▶ [Exercise requirements]
Can you output the records below exactly as they are written?
━━━━━ Exercise material
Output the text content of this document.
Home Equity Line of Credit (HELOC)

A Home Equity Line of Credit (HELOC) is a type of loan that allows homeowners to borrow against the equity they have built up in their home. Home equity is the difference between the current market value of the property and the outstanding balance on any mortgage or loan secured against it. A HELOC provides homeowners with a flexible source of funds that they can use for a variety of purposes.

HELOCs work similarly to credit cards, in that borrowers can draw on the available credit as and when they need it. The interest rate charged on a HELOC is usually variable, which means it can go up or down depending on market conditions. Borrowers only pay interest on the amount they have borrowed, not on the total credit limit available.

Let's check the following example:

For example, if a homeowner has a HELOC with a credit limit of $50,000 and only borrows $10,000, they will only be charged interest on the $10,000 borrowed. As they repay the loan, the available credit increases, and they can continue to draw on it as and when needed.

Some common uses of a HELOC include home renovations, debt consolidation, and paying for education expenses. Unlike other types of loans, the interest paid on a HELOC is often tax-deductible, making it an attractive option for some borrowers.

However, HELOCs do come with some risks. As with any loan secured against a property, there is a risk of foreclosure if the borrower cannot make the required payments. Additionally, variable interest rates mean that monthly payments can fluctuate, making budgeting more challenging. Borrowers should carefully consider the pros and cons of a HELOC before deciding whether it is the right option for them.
━━━━━━━━━━
▶ [Response below]
Output the text content of this document.
Home Equity Line of Credit (HELOC)

A Home Equity Line of Credit (HELOC) is a type of loan that allows homeowners to borrow against the equity they have built up in their home. Home equity is the difference between the current market value of the property and the outstanding balance on any mortgage or loan secured against it. A HELOC provides homeowners with a flexible source of funds that they can use for a variety of purposes.

HELOCs work similarly to credit cards, in that borrowers can draw on the available credit as and when they need it. The interest rate charged on a HELOC is usually variable, which means it can go up or down depending on market conditions. Borrowers only pay interest on the amount they have borrowed, not on the total credit limit available.

Let's check the following example:

For example, if a homeowner has a HELOC with a credit limit of $50,000 and only borrows $10,000, they will only be charged interest on the $10,000 borrowed. As they repay the loan, the available credit increases, and they can continue to draw on it as and when needed.

Some common uses of a HELOC include home renovations, debt consolidation, and paying for education expenses. Unlike other types of loans, the interest paid on a HELOC is often tax-deductible, making it an attractive option for some borrowers.

However, HELOCs do come with some risks. As with any loan secured against a property, there is a risk of foreclosure if the borrower cannot make the required payments. Additionally, variable interest rates mean that monthly payments can fluctuate, making budgeting more challenging. Borrowers should carefully consider the pros and cons of a HELOC before deciding whether it is the right option for them.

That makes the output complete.